* _WORK TO DO_:
Each line that follows should be printed again exactly as it stands.

[start]

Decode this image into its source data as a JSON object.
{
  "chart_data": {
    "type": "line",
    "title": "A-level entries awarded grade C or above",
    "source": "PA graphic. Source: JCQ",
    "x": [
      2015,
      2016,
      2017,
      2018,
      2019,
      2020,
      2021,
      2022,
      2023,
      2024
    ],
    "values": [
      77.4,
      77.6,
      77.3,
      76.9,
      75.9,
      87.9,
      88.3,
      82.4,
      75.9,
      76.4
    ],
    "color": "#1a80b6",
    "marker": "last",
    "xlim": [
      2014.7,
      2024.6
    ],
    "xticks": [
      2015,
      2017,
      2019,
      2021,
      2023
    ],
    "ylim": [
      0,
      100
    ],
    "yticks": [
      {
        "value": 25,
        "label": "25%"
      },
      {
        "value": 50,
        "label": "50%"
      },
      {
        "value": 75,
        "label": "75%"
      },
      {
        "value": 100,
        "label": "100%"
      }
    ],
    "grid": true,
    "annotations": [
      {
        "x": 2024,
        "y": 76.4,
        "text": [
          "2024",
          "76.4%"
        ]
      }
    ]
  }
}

[end]

* _RIGHT ANSWER_:
Decode this image into its source data as a JSON object.
{
  "chart_data": {
    "type": "line",
    "title": "A-level entries awarded grade C or above",
    "source": "PA graphic. Source: JCQ",
    "x": [
      2015,
      2016,
      2017,
      2018,
      2019,
      2020,
      2021,
      2022,
      2023,
      2024
    ],
    "values": [
      77.4,
      77.6,
      77.3,
      76.9,
      75.9,
      87.9,
      88.3,
      82.4,
      75.9,
      76.4
    ],
    "color": "#1a80b6",
    "marker": "last",
    "xlim": [
      2014.7,
      2024.6
    ],
    "xticks": [
      2015,
      2017,
      2019,
      2021,
      2023
    ],
    "ylim": [
      0,
      100
    ],
    "yticks": [
      {
        "value": 25,
        "label": "25%"
      },
      {
        "value": 50,
        "label": "50%"
      },
      {
        "value": 75,
        "label": "75%"
      },
      {
        "value": 100,
        "label": "100%"
      }
    ],
    "grid": true,
    "annotations": [
      {
        "x": 2024,
        "y": 76.4,
        "text": [
          "2024",
          "76.4%"
        ]
      }
    ]
  }
}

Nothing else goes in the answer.